-- START OF Stored rows --
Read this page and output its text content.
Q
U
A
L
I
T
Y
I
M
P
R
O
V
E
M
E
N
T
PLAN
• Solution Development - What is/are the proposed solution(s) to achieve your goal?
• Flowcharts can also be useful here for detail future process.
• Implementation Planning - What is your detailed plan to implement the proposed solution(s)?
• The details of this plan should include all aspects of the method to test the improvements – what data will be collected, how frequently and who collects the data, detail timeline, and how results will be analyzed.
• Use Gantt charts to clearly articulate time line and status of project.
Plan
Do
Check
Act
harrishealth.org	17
-- END OF Stored rows --
Your instructions: Please quote the data above in full, with no line missing.

Solution for this problem:
Read this page and output its text content.
Q
U
A
L
I
T
Y
I
M
P
R
O
V
E
M
E
N
T
PLAN
• Solution Development - What is/are the proposed solution(s) to achieve your goal?
• Flowcharts can also be useful here for detail future process.
• Implementation Planning - What is your detailed plan to implement the proposed solution(s)?
• The details of this plan should include all aspects of the method to test the improvements – what data will be collected, how frequently and who collects the data, detail timeline, and how results will be analyzed.
• Use Gantt charts to clearly articulate time line and status of project.
Plan
Do
Check
Act
harrishealth.org	17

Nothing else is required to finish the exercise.